§ Written request
Find how many lines in the data below mention "ᒪᗝᗝᗝ". Give the number only.

§ Record set
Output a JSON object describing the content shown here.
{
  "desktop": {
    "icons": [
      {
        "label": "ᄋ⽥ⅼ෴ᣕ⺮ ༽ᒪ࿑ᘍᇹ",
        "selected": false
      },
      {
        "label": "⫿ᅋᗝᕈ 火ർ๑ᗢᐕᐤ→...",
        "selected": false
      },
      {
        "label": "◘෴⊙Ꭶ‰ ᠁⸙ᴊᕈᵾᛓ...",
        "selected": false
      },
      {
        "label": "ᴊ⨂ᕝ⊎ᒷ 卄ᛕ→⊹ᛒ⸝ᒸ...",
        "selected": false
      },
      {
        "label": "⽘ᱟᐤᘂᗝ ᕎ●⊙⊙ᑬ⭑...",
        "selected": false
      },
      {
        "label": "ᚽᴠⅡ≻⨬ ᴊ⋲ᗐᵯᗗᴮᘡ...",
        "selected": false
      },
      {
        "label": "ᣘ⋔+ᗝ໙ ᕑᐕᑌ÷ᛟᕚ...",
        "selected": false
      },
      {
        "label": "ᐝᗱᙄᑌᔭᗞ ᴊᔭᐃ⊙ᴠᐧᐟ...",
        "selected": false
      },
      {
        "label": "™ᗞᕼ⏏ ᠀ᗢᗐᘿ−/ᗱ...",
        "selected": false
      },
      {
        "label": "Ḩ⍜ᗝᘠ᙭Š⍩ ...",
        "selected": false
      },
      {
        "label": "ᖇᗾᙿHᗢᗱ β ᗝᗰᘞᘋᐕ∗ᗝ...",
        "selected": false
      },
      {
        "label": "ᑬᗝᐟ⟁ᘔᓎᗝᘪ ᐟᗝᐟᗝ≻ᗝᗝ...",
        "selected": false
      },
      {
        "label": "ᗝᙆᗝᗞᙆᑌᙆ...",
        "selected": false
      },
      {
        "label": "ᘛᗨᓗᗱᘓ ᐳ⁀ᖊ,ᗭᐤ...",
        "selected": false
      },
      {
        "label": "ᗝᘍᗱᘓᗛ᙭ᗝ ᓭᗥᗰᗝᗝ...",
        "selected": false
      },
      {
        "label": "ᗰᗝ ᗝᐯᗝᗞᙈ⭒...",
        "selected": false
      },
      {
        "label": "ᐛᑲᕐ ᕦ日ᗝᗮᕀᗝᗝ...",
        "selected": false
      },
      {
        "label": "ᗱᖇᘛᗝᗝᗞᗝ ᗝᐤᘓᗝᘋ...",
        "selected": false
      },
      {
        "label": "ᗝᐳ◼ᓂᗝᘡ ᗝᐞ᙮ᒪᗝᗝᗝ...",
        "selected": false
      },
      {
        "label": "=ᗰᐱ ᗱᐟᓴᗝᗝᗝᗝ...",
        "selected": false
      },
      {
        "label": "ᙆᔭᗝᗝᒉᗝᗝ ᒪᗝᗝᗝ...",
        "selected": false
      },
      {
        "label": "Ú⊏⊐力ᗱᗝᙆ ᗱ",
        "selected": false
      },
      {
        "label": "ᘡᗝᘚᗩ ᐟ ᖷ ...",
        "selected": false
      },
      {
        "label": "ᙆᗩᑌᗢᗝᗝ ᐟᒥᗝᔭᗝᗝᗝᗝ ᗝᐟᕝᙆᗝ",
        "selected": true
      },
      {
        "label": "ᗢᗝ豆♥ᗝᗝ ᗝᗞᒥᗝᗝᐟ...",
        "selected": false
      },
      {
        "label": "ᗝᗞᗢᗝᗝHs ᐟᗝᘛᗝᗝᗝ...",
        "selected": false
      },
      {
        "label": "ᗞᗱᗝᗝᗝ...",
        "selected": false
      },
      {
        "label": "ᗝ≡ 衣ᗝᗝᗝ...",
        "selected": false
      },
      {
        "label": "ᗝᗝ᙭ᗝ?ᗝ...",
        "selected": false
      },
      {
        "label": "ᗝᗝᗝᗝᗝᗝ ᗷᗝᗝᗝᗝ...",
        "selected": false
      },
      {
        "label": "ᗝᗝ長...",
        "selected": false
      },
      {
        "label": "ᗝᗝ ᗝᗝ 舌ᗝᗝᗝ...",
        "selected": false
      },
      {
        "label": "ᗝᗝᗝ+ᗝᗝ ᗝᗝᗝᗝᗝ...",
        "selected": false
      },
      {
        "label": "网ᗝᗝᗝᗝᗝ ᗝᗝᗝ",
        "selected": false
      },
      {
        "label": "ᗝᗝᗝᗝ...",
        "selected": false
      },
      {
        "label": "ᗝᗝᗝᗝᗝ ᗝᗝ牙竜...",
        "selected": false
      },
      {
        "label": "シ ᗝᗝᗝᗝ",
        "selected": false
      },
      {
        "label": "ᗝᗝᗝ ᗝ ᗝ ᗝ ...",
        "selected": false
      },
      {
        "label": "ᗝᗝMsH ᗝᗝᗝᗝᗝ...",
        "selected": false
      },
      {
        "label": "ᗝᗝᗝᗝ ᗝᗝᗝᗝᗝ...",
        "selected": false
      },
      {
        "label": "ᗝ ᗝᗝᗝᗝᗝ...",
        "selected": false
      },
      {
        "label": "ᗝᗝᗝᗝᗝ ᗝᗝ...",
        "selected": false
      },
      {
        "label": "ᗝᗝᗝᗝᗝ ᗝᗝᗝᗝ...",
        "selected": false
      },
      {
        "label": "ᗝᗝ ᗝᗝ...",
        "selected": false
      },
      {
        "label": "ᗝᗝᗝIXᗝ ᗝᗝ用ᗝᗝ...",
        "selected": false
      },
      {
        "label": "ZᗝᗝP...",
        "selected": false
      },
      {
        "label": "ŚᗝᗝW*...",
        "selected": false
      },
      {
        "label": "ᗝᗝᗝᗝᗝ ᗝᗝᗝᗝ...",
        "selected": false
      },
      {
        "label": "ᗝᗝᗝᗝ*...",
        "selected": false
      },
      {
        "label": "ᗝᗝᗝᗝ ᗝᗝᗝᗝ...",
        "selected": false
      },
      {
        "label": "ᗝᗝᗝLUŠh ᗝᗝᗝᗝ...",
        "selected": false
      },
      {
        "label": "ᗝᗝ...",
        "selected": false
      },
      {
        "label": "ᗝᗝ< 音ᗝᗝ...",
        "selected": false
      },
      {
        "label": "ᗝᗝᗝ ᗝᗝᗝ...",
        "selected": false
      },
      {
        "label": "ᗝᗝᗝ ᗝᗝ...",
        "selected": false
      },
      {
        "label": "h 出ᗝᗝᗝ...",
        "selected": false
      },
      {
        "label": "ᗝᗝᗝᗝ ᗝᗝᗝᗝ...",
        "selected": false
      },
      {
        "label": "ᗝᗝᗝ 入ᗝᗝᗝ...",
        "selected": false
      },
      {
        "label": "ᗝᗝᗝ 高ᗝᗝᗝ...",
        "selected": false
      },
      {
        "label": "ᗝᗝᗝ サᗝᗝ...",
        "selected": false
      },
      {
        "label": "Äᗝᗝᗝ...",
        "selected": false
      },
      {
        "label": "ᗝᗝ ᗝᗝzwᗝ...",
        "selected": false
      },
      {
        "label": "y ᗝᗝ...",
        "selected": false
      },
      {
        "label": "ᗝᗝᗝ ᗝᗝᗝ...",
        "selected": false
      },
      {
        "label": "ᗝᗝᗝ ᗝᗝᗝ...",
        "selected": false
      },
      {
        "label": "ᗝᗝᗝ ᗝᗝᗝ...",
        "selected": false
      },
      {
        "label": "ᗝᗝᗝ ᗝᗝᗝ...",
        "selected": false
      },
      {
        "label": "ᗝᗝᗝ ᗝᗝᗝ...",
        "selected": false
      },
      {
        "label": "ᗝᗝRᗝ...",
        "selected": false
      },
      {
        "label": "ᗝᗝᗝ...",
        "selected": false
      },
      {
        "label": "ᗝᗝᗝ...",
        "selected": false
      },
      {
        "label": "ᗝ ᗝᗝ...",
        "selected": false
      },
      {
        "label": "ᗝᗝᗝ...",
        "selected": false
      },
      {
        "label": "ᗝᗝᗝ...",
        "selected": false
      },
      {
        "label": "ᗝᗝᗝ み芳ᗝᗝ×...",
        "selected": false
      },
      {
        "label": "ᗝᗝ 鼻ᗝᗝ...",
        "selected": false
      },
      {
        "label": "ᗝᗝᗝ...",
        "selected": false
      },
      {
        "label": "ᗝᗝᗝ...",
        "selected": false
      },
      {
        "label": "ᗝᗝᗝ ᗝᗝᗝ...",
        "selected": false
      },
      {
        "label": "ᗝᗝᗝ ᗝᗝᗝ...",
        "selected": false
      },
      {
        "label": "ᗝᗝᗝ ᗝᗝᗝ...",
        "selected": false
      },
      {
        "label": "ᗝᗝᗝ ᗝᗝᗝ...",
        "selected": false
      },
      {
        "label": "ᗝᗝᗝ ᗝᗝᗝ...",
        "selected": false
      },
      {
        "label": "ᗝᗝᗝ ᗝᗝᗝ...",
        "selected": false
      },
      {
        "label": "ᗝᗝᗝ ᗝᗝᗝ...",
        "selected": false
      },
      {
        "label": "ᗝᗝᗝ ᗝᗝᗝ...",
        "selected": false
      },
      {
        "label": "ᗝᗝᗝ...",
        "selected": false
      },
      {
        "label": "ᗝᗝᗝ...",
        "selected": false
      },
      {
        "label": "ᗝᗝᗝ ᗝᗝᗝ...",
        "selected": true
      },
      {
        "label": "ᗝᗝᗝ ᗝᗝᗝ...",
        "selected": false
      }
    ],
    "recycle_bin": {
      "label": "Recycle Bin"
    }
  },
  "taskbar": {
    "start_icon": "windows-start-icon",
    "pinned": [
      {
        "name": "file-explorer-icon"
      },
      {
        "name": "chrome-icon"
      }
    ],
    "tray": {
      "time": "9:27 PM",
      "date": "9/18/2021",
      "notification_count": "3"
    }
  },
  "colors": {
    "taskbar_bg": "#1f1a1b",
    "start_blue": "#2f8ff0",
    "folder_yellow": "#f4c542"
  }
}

§ Finished exercise
2